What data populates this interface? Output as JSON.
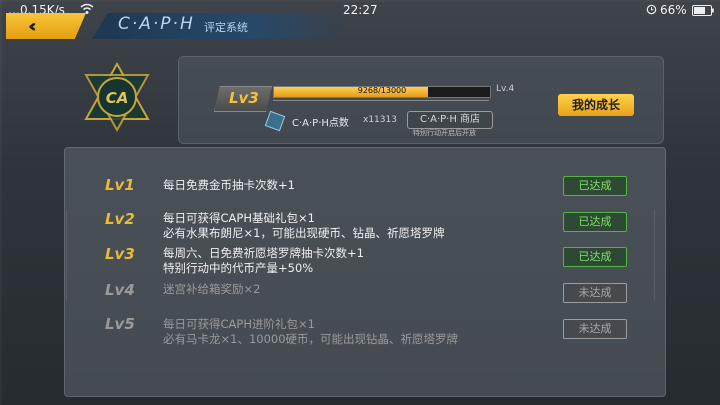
{
  "status_bar": {
    "left": "…0.15K/s",
    "time": "22:27",
    "battery": "66%"
  },
  "header": {
    "back_icon": "double-chevron-left-icon",
    "title": "C·A·P·H",
    "subtitle": "评定系统"
  },
  "profile": {
    "level": "Lv3",
    "exp_text": "9268/13000",
    "exp_fraction": 0.713,
    "next_level": "Lv.4",
    "growth_button": "我的成长",
    "points_label": "C·A·P·H点数",
    "points_count": "x11313",
    "shop_button": "C·A·P·H 商店",
    "shop_note": "特别行动开启后开放"
  },
  "levels": [
    {
      "level": "Lv1",
      "lines": [
        "每日免费金币抽卡次数+1"
      ],
      "status": "已达成",
      "achieved": true
    },
    {
      "level": "Lv2",
      "lines": [
        "每日可获得CAPH基础礼包×1",
        "必有水果布朗尼×1，可能出现硬币、钻晶、祈愿塔罗牌"
      ],
      "status": "已达成",
      "achieved": true
    },
    {
      "level": "Lv3",
      "lines": [
        "每周六、日免费祈愿塔罗牌抽卡次数+1",
        "特别行动中的代币产量+50%"
      ],
      "status": "已达成",
      "achieved": true
    },
    {
      "level": "Lv4",
      "lines": [
        "迷宫补给箱奖励×2"
      ],
      "status": "未达成",
      "achieved": false
    },
    {
      "level": "Lv5",
      "lines": [
        "每日可获得CAPH进阶礼包×1",
        "必有马卡龙×1、10000硬币，可能出现钻晶、祈愿塔罗牌"
      ],
      "status": "未达成",
      "achieved": false
    }
  ],
  "colors": {
    "accent": "#f0b52a",
    "achieved": "#7fe06a",
    "locked": "#9a9a9a"
  }
}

**Requirement**
Quote the records in full and exactly; skip any image.

**Complete output**
What data populates this interface? Output as JSON.
{
  "status_bar": {
    "left": "…0.15K/s",
    "time": "22:27",
    "battery": "66%"
  },
  "header": {
    "back_icon": "double-chevron-left-icon",
    "title": "C·A·P·H",
    "subtitle": "评定系统"
  },
  "profile": {
    "level": "Lv3",
    "exp_text": "9268/13000",
    "exp_fraction": 0.713,
    "next_level": "Lv.4",
    "growth_button": "我的成长",
    "points_label": "C·A·P·H点数",
    "points_count": "x11313",
    "shop_button": "C·A·P·H 商店",
    "shop_note": "特别行动开启后开放"
  },
  "levels": [
    {
      "level": "Lv1",
      "lines": [
        "每日免费金币抽卡次数+1"
      ],
      "status": "已达成",
      "achieved": true
    },
    {
      "level": "Lv2",
      "lines": [
        "每日可获得CAPH基础礼包×1",
        "必有水果布朗尼×1，可能出现硬币、钻晶、祈愿塔罗牌"
      ],
      "status": "已达成",
      "achieved": true
    },
    {
      "level": "Lv3",
      "lines": [
        "每周六、日免费祈愿塔罗牌抽卡次数+1",
        "特别行动中的代币产量+50%"
      ],
      "status": "已达成",
      "achieved": true
    },
    {
      "level": "Lv4",
      "lines": [
        "迷宫补给箱奖励×2"
      ],
      "status": "未达成",
      "achieved": false
    },
    {
      "level": "Lv5",
      "lines": [
        "每日可获得CAPH进阶礼包×1",
        "必有马卡龙×1、10000硬币，可能出现钻晶、祈愿塔罗牌"
      ],
      "status": "未达成",
      "achieved": false
    }
  ],
  "colors": {
    "accent": "#f0b52a",
    "achieved": "#7fe06a",
    "locked": "#9a9a9a"
  }
}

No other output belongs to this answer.